→ Your task: In how many lines of the data does the word "month" appear? Give the number by itself.

(Data extracted from a collection)
%%

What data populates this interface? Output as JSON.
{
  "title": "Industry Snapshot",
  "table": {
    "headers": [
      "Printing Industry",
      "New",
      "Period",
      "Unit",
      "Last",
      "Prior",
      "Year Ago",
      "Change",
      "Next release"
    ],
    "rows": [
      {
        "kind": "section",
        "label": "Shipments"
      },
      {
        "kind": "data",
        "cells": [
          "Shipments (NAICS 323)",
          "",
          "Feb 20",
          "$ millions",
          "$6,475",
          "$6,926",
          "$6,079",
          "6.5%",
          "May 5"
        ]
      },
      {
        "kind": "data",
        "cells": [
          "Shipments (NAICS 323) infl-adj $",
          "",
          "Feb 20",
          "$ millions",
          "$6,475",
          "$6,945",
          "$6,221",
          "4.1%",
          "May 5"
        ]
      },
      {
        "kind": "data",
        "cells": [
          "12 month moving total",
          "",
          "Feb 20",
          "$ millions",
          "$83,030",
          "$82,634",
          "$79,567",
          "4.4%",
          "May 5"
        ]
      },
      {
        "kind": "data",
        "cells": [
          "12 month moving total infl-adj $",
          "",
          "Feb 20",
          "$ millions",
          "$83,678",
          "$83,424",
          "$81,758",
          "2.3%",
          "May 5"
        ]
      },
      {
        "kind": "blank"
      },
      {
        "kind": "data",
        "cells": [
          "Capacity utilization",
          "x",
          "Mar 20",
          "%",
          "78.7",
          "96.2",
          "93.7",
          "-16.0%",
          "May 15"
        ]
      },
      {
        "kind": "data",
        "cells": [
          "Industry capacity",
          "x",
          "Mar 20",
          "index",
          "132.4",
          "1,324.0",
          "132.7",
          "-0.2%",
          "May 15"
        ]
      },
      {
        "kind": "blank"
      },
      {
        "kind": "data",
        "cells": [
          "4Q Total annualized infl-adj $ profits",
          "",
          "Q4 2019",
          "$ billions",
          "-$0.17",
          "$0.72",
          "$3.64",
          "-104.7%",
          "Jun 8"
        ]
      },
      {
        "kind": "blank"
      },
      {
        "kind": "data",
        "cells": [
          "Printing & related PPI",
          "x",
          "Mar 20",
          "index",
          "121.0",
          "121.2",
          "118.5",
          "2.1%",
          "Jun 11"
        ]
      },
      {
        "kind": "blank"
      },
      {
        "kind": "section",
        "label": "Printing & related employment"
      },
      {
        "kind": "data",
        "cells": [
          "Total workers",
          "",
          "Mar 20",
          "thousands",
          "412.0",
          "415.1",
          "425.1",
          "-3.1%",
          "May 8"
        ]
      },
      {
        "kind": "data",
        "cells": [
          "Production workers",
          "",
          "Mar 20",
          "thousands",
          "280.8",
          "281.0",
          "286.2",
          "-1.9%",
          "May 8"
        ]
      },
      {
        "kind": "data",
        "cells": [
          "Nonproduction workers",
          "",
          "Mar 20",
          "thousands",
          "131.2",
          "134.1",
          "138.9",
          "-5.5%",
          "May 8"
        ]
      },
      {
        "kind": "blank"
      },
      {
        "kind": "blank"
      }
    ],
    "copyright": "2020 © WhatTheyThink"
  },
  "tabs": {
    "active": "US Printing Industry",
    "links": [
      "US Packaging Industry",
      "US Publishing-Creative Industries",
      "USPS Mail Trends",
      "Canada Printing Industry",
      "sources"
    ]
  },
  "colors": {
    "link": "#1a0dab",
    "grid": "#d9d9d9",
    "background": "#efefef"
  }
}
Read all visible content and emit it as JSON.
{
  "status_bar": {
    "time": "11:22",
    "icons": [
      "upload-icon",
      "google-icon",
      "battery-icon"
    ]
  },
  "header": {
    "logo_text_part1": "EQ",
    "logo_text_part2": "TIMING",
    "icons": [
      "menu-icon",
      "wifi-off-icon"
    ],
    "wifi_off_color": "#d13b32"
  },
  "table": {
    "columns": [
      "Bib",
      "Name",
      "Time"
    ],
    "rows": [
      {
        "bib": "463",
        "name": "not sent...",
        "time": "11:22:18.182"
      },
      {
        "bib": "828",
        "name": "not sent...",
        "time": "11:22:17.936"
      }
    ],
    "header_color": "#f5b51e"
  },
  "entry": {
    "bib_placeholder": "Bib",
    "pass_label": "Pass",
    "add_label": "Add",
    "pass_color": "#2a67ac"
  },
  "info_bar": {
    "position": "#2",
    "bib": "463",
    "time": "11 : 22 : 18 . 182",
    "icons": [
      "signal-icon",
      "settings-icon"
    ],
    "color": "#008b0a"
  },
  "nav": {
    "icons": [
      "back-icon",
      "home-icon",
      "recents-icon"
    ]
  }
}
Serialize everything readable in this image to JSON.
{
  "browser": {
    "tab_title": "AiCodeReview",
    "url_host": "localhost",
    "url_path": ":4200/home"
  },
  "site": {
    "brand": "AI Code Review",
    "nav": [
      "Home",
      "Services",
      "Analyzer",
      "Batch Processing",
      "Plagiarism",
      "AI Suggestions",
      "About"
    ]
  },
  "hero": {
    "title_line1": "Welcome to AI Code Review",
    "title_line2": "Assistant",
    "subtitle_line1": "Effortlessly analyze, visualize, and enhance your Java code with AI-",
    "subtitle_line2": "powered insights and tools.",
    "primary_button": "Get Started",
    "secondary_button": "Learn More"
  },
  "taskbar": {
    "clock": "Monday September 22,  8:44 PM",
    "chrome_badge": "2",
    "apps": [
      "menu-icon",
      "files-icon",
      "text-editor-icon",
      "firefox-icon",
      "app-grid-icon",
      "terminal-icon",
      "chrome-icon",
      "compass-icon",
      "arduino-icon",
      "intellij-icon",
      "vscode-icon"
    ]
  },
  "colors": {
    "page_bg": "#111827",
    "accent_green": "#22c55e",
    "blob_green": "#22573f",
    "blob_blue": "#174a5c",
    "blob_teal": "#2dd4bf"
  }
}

%%

→ Right answer: 2